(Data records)

-.-.-

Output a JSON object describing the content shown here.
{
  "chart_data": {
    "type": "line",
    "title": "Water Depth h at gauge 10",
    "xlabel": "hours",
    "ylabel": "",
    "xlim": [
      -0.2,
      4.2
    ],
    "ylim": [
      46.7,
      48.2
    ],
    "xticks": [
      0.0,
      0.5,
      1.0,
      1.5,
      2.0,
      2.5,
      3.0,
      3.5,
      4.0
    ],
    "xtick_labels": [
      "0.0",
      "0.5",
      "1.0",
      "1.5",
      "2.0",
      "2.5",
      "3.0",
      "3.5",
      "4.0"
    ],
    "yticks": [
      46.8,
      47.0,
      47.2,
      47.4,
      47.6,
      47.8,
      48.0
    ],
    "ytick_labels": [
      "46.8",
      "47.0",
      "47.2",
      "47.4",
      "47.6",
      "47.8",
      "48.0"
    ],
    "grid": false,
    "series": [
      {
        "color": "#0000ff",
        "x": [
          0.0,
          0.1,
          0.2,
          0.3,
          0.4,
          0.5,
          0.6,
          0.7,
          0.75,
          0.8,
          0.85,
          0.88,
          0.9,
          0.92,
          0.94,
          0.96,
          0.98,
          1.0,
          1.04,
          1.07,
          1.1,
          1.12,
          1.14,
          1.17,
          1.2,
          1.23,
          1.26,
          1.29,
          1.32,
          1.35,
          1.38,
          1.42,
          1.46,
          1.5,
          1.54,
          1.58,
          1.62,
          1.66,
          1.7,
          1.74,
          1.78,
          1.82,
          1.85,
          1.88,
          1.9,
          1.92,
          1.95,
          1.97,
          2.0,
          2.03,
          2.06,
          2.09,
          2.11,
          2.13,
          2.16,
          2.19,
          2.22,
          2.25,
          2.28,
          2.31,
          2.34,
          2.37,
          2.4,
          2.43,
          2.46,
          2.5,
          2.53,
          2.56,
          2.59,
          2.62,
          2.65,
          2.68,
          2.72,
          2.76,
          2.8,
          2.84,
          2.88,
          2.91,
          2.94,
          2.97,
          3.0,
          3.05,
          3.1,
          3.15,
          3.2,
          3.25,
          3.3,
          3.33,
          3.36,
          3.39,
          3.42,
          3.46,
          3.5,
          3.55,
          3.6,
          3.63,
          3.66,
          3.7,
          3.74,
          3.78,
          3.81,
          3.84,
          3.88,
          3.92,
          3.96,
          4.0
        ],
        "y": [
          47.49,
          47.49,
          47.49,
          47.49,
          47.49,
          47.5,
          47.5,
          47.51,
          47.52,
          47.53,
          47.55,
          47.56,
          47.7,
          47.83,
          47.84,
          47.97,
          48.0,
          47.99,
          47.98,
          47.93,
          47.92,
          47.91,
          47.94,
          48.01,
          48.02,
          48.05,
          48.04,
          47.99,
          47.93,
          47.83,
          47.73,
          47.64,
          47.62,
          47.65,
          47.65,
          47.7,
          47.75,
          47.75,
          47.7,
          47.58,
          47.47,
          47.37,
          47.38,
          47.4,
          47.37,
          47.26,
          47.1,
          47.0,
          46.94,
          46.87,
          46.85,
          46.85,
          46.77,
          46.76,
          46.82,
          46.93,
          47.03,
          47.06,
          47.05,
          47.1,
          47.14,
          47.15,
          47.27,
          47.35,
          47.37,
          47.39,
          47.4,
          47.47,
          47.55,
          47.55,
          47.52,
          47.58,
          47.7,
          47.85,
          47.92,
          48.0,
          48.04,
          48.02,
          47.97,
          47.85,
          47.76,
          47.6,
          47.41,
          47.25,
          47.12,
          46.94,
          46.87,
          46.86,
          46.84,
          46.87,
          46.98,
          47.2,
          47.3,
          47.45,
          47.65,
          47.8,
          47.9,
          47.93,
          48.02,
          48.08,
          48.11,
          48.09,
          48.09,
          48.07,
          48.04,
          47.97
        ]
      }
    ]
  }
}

-.-.-

→ **Stated task**
Copy each record from above without leaving any out.

→ **Result of this task**
Output a JSON object describing the content shown here.
{
  "chart_data": {
    "type": "line",
    "title": "Water Depth h at gauge 10",
    "xlabel": "hours",
    "ylabel": "",
    "xlim": [
      -0.2,
      4.2
    ],
    "ylim": [
      46.7,
      48.2
    ],
    "xticks": [
      0.0,
      0.5,
      1.0,
      1.5,
      2.0,
      2.5,
      3.0,
      3.5,
      4.0
    ],
    "xtick_labels": [
      "0.0",
      "0.5",
      "1.0",
      "1.5",
      "2.0",
      "2.5",
      "3.0",
      "3.5",
      "4.0"
    ],
    "yticks": [
      46.8,
      47.0,
      47.2,
      47.4,
      47.6,
      47.8,
      48.0
    ],
    "ytick_labels": [
      "46.8",
      "47.0",
      "47.2",
      "47.4",
      "47.6",
      "47.8",
      "48.0"
    ],
    "grid": false,
    "series": [
      {
        "color": "#0000ff",
        "x": [
          0.0,
          0.1,
          0.2,
          0.3,
          0.4,
          0.5,
          0.6,
          0.7,
          0.75,
          0.8,
          0.85,
          0.88,
          0.9,
          0.92,
          0.94,
          0.96,
          0.98,
          1.0,
          1.04,
          1.07,
          1.1,
          1.12,
          1.14,
          1.17,
          1.2,
          1.23,
          1.26,
          1.29,
          1.32,
          1.35,
          1.38,
          1.42,
          1.46,
          1.5,
          1.54,
          1.58,
          1.62,
          1.66,
          1.7,
          1.74,
          1.78,
          1.82,
          1.85,
          1.88,
          1.9,
          1.92,
          1.95,
          1.97,
          2.0,
          2.03,
          2.06,
          2.09,
          2.11,
          2.13,
          2.16,
          2.19,
          2.22,
          2.25,
          2.28,
          2.31,
          2.34,
          2.37,
          2.4,
          2.43,
          2.46,
          2.5,
          2.53,
          2.56,
          2.59,
          2.62,
          2.65,
          2.68,
          2.72,
          2.76,
          2.8,
          2.84,
          2.88,
          2.91,
          2.94,
          2.97,
          3.0,
          3.05,
          3.1,
          3.15,
          3.2,
          3.25,
          3.3,
          3.33,
          3.36,
          3.39,
          3.42,
          3.46,
          3.5,
          3.55,
          3.6,
          3.63,
          3.66,
          3.7,
          3.74,
          3.78,
          3.81,
          3.84,
          3.88,
          3.92,
          3.96,
          4.0
        ],
        "y": [
          47.49,
          47.49,
          47.49,
          47.49,
          47.49,
          47.5,
          47.5,
          47.51,
          47.52,
          47.53,
          47.55,
          47.56,
          47.7,
          47.83,
          47.84,
          47.97,
          48.0,
          47.99,
          47.98,
          47.93,
          47.92,
          47.91,
          47.94,
          48.01,
          48.02,
          48.05,
          48.04,
          47.99,
          47.93,
          47.83,
          47.73,
          47.64,
          47.62,
          47.65,
          47.65,
          47.7,
          47.75,
          47.75,
          47.7,
          47.58,
          47.47,
          47.37,
          47.38,
          47.4,
          47.37,
          47.26,
          47.1,
          47.0,
          46.94,
          46.87,
          46.85,
          46.85,
          46.77,
          46.76,
          46.82,
          46.93,
          47.03,
          47.06,
          47.05,
          47.1,
          47.14,
          47.15,
          47.27,
          47.35,
          47.37,
          47.39,
          47.4,
          47.47,
          47.55,
          47.55,
          47.52,
          47.58,
          47.7,
          47.85,
          47.92,
          48.0,
          48.04,
          48.02,
          47.97,
          47.85,
          47.76,
          47.6,
          47.41,
          47.25,
          47.12,
          46.94,
          46.87,
          46.86,
          46.84,
          46.87,
          46.98,
          47.2,
          47.3,
          47.45,
          47.65,
          47.8,
          47.9,
          47.93,
          48.02,
          48.08,
          48.11,
          48.09,
          48.09,
          48.07,
          48.04,
          47.97
        ]
      }
    ]
  }
}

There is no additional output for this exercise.